§ WHAT THE EXERCISE ASKS
The records below must be output exactly, without pictures.

§ DATA
— START —

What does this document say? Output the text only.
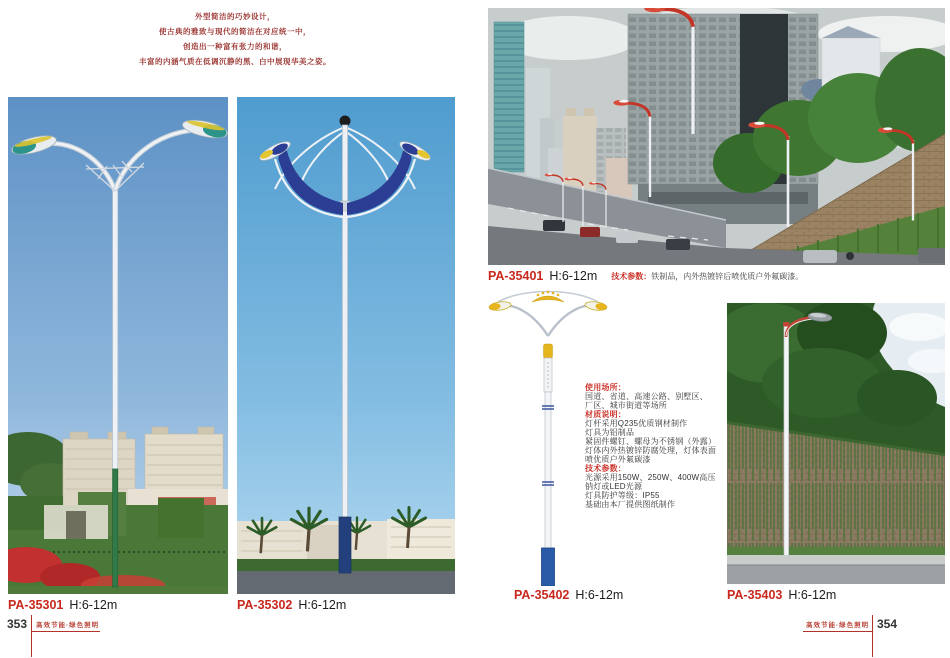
外型简洁的巧妙设计，
使古典的雅致与现代的简洁在对应统一中，
创造出一种富有张力的和谐，
丰富的内涵气质在低调沉静的黑、白中展现华美之姿。
PA-35301 H:6-12m	PA-35302 H:6-12m
PA-35401 H:6-12m 技术参数：铁制品，内外热镀锌后喷优质户外氟碳漆。
PA-35402 H:6-12m	PA-35403 H:6-12m
使用场所：
国道、省道、高速公路、别墅区、
厂区、城市街道等场所
材质说明：
灯杆采用Q235优质钢材制作
灯具为铝制品
紧固件螺钉、螺母为不锈钢（外露）
灯体内外热镀锌防腐处理，灯体表面
喷优质户外氟碳漆
技术参数：
光源采用150W、250W、400W高压
钠灯或LED光源
灯具防护等级：IP55
基础由本厂提供图纸制作
353 高效节能·绿色照明	354
高效节能·绿色照明
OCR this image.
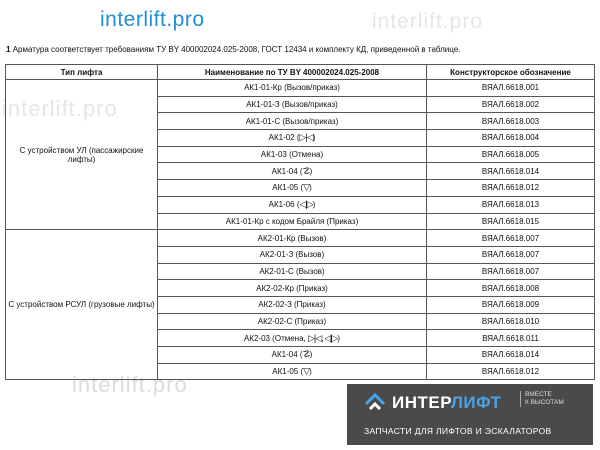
interlift.pro	interlift.pro
interlift.pro
interlift.pro
1 Арматура соответствует требованиям ТУ BY 400002024.025-2008, ГОСТ 12434 и комплекту КД, приведенной в таблице.
Тип лифта	Наименование по ТУ BY 400002024.025-2008	Конструкторское обозначение
С устройством УЛ (пассажирские лифты)	АК1-01-Кр (Вызов/приказ)	ВЯАЛ.6618.001
	АК1-01-З (Вызов/приказ)	ВЯАЛ.6618.002
	АК1-01-С (Вызов/приказ)	ВЯАЛ.6618.003
	АК1-02 (▷|◁)	ВЯАЛ.6618.004
	АК1-03 (Отмена)	ВЯАЛ.6618.005
	АК1-04 (☡)	ВЯАЛ.6618.014
	АК1-05 (▽)	ВЯАЛ.6618.012
	АК1-06 (◁|▷)	ВЯАЛ.6618.013
	АК1-01-Кр с кодом Брайля (Приказ)	ВЯАЛ.6618.015
С устройством РСУЛ (грузовые лифты)	АК2-01-Кр (Вызов)	ВЯАЛ.6618.007
	АК2-01-З (Вызов)	ВЯАЛ.6618.007
	АК2-01-С (Вызов)	ВЯАЛ.6618.007
	АК2-02-Кр (Приказ)	ВЯАЛ.6618.008
	АК2-02-З (Приказ)	ВЯАЛ.6618.009
	АК2-02-С (Приказ)	ВЯАЛ.6618.010
	АК2-03 (Отмена, ▷|◁, ◁|▷)	ВЯАЛ.6618.011
	АК1-04 (☡)	ВЯАЛ.6618.014
	АК1-05 (▽)	ВЯАЛ.6618.012
ИНТЕРЛИФТ	ВМЕСТЕ
К ВЫСОТАМ
ЗАПЧАСТИ ДЛЯ ЛИФТОВ И ЭСКАЛАТОРОВ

— END —

§ EXERCISE OUTPUT
What does this document say? Output the text only.
外型简洁的巧妙设计，
使古典的雅致与现代的简洁在对应统一中，
创造出一种富有张力的和谐，
丰富的内涵气质在低调沉静的黑、白中展现华美之姿。
PA-35301 H:6-12m	PA-35302 H:6-12m
PA-35401 H:6-12m 技术参数：铁制品，内外热镀锌后喷优质户外氟碳漆。
PA-35402 H:6-12m	PA-35403 H:6-12m
使用场所：
国道、省道、高速公路、别墅区、
厂区、城市街道等场所
材质说明：
灯杆采用Q235优质钢材制作
灯具为铝制品
紧固件螺钉、螺母为不锈钢（外露）
灯体内外热镀锌防腐处理，灯体表面
喷优质户外氟碳漆
技术参数：
光源采用150W、250W、400W高压
钠灯或LED光源
灯具防护等级：IP55
基础由本厂提供图纸制作
353 高效节能·绿色照明	354
高效节能·绿色照明
OCR this image.
interlift.pro	interlift.pro
interlift.pro
interlift.pro
1 Арматура соответствует требованиям ТУ BY 400002024.025-2008, ГОСТ 12434 и комплекту КД, приведенной в таблице.
Тип лифта	Наименование по ТУ BY 400002024.025-2008	Конструкторское обозначение
С устройством УЛ (пассажирские лифты)	АК1-01-Кр (Вызов/приказ)	ВЯАЛ.6618.001
	АК1-01-З (Вызов/приказ)	ВЯАЛ.6618.002
	АК1-01-С (Вызов/приказ)	ВЯАЛ.6618.003
	АК1-02 (▷|◁)	ВЯАЛ.6618.004
	АК1-03 (Отмена)	ВЯАЛ.6618.005
	АК1-04 (☡)	ВЯАЛ.6618.014
	АК1-05 (▽)	ВЯАЛ.6618.012
	АК1-06 (◁|▷)	ВЯАЛ.6618.013
	АК1-01-Кр с кодом Брайля (Приказ)	ВЯАЛ.6618.015
С устройством РСУЛ (грузовые лифты)	АК2-01-Кр (Вызов)	ВЯАЛ.6618.007
	АК2-01-З (Вызов)	ВЯАЛ.6618.007
	АК2-01-С (Вызов)	ВЯАЛ.6618.007
	АК2-02-Кр (Приказ)	ВЯАЛ.6618.008
	АК2-02-З (Приказ)	ВЯАЛ.6618.009
	АК2-02-С (Приказ)	ВЯАЛ.6618.010
	АК2-03 (Отмена, ▷|◁, ◁|▷)	ВЯАЛ.6618.011
	АК1-04 (☡)	ВЯАЛ.6618.014
	АК1-05 (▽)	ВЯАЛ.6618.012
ИНТЕРЛИФТ	ВМЕСТЕ
К ВЫСОТАМ
ЗАПЧАСТИ ДЛЯ ЛИФТОВ И ЭСКАЛАТОРОВ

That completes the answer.